[Entries with figure data]
-- begin --

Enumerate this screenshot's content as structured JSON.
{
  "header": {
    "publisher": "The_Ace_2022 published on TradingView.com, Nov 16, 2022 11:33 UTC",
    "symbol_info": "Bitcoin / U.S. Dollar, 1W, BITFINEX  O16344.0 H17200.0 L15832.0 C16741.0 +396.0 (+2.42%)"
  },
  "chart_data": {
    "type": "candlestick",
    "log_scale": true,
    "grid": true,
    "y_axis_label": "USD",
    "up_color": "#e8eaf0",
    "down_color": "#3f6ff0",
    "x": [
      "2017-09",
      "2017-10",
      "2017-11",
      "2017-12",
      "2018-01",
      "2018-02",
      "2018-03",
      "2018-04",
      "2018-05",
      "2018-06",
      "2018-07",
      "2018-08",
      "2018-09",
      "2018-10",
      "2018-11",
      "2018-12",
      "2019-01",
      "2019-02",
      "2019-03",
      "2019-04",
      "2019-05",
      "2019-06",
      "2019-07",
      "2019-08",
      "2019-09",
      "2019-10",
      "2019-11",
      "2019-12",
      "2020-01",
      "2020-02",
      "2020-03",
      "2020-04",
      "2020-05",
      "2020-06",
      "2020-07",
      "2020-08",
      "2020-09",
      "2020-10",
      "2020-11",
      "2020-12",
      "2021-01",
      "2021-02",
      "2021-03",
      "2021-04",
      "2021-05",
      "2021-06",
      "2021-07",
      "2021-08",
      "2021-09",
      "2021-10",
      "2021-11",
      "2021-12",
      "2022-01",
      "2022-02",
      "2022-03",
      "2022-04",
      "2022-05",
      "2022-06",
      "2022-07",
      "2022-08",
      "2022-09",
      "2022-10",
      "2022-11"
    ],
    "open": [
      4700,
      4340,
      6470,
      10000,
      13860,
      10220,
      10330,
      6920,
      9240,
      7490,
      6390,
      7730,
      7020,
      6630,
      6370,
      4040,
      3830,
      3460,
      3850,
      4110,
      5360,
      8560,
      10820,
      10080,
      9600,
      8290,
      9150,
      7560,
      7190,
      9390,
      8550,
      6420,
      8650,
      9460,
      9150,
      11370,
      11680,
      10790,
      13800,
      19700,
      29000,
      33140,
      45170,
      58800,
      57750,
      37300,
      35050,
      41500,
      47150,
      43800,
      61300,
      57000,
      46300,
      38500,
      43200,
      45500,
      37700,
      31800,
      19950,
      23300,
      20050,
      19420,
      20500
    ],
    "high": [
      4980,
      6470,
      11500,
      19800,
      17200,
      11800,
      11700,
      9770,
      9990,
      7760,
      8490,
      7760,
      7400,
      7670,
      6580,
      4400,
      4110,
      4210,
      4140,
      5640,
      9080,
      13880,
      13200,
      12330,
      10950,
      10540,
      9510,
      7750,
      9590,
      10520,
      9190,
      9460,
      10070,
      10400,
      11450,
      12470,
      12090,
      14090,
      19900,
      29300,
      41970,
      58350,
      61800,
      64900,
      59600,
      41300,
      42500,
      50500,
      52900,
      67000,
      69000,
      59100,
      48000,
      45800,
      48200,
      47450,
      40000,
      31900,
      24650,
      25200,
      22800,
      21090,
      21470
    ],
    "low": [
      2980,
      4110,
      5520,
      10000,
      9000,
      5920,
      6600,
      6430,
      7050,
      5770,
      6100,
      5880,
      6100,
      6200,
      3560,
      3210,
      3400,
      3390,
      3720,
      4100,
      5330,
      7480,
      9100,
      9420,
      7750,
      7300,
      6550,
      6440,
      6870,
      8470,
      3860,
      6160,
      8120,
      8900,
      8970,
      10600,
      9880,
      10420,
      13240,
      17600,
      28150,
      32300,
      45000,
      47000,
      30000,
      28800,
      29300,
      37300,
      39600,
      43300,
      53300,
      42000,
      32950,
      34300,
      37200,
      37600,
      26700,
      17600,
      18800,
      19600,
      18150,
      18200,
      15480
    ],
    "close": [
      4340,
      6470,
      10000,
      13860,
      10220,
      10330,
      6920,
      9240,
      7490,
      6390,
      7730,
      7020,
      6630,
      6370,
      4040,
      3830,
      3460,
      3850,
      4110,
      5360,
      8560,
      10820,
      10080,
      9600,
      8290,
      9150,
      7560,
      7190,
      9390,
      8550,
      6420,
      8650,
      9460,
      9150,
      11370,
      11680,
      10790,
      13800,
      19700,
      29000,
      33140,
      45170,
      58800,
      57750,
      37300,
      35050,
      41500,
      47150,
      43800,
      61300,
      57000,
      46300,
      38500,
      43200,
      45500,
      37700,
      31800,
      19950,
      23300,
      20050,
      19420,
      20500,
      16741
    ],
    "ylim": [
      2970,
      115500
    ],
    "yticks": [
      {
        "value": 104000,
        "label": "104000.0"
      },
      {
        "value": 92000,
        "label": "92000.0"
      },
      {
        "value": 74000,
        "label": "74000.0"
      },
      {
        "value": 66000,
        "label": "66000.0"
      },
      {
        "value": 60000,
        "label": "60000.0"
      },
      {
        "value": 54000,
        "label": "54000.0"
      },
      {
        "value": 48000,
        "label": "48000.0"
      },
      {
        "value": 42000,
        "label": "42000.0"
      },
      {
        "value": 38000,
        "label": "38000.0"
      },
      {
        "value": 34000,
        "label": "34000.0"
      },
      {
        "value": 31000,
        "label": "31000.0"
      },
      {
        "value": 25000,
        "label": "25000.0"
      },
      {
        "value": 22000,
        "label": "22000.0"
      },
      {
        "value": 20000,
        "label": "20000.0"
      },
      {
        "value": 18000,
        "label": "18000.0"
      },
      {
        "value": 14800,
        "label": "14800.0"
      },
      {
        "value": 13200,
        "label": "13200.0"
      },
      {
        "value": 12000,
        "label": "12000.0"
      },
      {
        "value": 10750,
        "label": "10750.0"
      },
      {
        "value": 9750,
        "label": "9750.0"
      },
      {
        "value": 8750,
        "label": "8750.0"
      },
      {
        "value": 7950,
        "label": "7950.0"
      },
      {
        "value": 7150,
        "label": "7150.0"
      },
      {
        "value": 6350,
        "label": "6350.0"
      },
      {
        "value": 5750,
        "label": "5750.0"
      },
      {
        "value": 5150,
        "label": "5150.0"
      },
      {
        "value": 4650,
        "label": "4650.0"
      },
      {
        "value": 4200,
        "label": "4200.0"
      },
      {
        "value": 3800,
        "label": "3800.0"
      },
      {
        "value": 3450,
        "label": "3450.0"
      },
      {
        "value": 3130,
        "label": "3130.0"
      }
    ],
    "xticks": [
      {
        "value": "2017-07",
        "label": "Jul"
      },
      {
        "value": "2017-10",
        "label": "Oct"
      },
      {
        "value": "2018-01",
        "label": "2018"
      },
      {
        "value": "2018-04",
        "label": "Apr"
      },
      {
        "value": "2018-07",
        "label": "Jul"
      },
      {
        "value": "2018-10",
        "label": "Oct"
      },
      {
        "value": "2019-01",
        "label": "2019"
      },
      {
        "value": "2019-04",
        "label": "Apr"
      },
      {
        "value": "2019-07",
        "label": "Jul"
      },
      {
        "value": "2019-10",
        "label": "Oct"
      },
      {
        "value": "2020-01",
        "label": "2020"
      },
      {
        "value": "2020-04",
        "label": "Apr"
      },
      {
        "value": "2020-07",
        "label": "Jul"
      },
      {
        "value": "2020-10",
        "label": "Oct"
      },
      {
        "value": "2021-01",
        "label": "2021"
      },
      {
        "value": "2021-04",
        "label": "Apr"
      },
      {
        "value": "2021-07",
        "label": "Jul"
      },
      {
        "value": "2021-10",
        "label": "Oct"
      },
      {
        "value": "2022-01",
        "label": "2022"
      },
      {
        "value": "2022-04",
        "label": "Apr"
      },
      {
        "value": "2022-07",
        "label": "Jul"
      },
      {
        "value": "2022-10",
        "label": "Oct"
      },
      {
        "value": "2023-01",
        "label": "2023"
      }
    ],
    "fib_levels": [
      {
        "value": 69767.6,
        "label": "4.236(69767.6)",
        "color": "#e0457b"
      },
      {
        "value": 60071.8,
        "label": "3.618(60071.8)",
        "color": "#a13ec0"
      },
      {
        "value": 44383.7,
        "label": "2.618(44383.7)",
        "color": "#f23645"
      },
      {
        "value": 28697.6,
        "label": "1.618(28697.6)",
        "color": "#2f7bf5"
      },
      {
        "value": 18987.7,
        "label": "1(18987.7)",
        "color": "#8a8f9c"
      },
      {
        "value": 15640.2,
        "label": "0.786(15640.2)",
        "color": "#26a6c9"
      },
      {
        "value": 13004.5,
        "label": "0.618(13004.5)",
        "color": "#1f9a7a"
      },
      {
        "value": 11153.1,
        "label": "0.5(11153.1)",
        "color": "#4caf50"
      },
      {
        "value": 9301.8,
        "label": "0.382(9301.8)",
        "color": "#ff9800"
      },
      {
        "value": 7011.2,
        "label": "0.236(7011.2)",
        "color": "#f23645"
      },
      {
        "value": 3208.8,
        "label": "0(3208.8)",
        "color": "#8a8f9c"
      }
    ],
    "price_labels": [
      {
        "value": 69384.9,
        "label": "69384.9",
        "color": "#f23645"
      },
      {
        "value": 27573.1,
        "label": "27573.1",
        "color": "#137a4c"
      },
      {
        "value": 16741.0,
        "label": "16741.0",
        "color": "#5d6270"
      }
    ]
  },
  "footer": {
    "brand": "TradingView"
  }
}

-- end --

Copy out every line from the data above that has "TradingView" in it.

Expected answer –
    "publisher": "The_Ace_2022 published on TradingView.com, Nov 16, 2022 11:33 UTC",
    "brand": "TradingView"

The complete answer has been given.